### Description of the task
Look through the data that follows and copy each line with the string "samples".

[Records contained in a dataset]
•••

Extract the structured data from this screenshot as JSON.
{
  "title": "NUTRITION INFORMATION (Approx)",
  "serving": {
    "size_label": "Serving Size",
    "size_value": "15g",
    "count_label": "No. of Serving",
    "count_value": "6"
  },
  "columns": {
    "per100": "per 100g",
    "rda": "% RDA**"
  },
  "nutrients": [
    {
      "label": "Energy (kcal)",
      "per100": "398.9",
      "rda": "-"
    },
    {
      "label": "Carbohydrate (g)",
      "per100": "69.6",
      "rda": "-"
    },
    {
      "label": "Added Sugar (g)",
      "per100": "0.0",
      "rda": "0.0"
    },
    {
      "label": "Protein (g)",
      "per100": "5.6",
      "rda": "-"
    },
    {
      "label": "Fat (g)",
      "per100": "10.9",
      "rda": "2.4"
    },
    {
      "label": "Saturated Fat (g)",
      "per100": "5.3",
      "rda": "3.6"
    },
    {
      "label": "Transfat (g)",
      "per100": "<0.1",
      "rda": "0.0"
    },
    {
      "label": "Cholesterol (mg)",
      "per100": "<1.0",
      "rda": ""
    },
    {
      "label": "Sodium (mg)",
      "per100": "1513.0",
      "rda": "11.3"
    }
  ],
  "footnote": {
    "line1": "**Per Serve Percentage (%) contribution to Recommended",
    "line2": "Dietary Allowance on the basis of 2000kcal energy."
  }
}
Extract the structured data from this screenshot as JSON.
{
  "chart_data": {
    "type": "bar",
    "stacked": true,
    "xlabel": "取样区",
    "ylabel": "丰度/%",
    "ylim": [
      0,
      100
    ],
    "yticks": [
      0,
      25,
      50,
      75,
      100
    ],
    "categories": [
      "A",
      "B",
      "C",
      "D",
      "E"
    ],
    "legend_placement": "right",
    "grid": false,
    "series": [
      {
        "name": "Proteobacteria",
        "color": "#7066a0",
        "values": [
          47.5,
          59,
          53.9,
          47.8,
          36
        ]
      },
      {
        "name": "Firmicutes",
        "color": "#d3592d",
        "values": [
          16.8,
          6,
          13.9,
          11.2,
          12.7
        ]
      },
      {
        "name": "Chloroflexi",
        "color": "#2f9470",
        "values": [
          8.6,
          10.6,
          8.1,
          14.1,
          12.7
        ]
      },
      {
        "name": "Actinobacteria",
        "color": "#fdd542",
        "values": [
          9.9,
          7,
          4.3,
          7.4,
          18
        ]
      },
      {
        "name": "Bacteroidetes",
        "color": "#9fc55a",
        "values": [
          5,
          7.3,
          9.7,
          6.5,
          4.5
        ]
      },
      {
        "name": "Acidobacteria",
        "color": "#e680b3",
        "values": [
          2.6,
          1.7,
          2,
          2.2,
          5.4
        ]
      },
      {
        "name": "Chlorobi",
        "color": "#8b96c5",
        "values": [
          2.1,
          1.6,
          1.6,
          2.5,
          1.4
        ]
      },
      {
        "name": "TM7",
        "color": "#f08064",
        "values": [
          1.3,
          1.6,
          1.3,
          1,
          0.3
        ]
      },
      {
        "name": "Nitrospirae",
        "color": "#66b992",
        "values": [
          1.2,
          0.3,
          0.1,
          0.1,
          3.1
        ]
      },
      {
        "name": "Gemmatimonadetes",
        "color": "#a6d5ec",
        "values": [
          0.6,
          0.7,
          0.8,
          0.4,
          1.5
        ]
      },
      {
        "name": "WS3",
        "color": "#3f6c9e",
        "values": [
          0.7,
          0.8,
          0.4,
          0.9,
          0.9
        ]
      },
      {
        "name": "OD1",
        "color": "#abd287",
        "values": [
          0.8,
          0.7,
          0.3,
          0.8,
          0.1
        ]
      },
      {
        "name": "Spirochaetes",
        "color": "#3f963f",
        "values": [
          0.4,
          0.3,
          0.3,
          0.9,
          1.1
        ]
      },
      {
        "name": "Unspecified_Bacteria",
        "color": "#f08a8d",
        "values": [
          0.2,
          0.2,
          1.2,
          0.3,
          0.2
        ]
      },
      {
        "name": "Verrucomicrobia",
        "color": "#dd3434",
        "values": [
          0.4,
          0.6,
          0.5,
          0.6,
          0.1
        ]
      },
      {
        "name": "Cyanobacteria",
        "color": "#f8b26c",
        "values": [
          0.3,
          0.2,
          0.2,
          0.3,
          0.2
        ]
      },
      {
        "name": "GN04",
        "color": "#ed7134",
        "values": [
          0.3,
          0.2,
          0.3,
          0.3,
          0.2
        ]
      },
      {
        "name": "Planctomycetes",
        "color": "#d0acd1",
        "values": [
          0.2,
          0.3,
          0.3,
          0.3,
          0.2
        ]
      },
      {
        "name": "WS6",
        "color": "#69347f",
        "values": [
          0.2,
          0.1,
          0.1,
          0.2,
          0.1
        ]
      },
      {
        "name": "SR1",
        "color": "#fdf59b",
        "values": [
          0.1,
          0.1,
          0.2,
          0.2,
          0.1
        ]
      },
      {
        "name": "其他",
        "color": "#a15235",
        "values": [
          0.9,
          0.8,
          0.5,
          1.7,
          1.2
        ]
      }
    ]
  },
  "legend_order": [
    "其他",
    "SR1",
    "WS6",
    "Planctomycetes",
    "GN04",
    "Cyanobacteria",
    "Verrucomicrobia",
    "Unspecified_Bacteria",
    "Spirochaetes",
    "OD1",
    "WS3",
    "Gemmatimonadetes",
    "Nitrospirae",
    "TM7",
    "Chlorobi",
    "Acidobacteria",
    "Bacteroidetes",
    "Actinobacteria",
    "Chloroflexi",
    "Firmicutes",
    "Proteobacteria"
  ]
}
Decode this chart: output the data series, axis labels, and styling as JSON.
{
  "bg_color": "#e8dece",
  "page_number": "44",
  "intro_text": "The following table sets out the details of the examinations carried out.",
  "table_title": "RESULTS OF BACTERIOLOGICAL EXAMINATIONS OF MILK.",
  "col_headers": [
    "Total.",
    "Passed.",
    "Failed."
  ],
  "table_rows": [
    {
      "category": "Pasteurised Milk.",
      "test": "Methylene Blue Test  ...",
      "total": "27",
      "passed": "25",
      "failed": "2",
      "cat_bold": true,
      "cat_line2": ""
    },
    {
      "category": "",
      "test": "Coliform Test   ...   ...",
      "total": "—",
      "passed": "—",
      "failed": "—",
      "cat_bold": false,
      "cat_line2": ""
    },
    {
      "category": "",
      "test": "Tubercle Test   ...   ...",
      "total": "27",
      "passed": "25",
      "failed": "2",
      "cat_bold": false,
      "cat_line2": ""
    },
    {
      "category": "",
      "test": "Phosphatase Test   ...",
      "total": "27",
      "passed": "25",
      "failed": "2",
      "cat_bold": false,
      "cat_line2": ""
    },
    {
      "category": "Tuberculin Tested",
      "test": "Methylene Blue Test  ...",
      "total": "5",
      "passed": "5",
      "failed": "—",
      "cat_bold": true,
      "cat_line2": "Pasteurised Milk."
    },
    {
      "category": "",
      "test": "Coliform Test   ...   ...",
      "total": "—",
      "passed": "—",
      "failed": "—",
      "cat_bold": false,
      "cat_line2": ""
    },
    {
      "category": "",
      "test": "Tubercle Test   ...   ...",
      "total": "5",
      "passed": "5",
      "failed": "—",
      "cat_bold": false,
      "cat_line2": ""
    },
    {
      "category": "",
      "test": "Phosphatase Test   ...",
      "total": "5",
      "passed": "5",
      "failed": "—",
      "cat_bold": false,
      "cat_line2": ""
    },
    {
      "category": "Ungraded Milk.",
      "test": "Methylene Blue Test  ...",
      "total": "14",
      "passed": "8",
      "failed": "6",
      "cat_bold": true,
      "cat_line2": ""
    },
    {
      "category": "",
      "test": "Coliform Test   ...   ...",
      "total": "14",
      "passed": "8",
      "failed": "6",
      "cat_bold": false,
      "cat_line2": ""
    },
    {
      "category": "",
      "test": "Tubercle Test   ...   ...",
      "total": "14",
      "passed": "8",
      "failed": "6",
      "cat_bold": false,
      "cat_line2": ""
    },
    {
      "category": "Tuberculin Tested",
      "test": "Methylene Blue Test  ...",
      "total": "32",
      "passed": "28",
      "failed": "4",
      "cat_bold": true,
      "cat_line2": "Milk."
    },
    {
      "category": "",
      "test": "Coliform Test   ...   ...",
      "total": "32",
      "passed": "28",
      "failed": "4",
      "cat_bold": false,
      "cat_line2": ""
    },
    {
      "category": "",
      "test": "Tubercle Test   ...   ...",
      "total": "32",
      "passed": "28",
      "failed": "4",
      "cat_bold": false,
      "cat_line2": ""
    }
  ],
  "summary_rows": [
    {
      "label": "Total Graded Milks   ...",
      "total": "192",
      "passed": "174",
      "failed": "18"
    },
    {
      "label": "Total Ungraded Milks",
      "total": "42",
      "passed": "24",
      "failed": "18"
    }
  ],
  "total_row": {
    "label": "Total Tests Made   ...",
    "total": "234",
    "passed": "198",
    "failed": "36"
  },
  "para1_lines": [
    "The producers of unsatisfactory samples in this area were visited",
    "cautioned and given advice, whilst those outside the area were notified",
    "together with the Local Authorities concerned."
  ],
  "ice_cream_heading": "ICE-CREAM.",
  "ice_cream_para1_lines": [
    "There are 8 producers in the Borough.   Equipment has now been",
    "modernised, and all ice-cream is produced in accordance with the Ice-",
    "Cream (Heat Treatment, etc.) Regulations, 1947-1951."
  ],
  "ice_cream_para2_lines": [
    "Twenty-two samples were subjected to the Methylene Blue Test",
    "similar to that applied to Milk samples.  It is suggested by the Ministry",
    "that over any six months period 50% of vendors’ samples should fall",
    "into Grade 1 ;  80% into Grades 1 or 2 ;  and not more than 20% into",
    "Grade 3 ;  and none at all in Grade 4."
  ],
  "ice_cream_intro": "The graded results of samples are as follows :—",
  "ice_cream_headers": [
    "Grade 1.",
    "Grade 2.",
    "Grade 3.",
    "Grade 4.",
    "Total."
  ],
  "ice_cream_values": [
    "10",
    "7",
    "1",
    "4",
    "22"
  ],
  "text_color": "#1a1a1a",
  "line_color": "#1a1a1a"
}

•••

### Answer area
    "The producers of unsatisfactory samples in this area were visited",
    "Twenty-two samples were subjected to the Methylene Blue Test",
    "similar to that applied to Milk samples.  It is suggested by the Ministry",
    "that over any six months period 50% of vendors’ samples should fall",
  "ice_cream_intro": "The graded results of samples are as follows :—",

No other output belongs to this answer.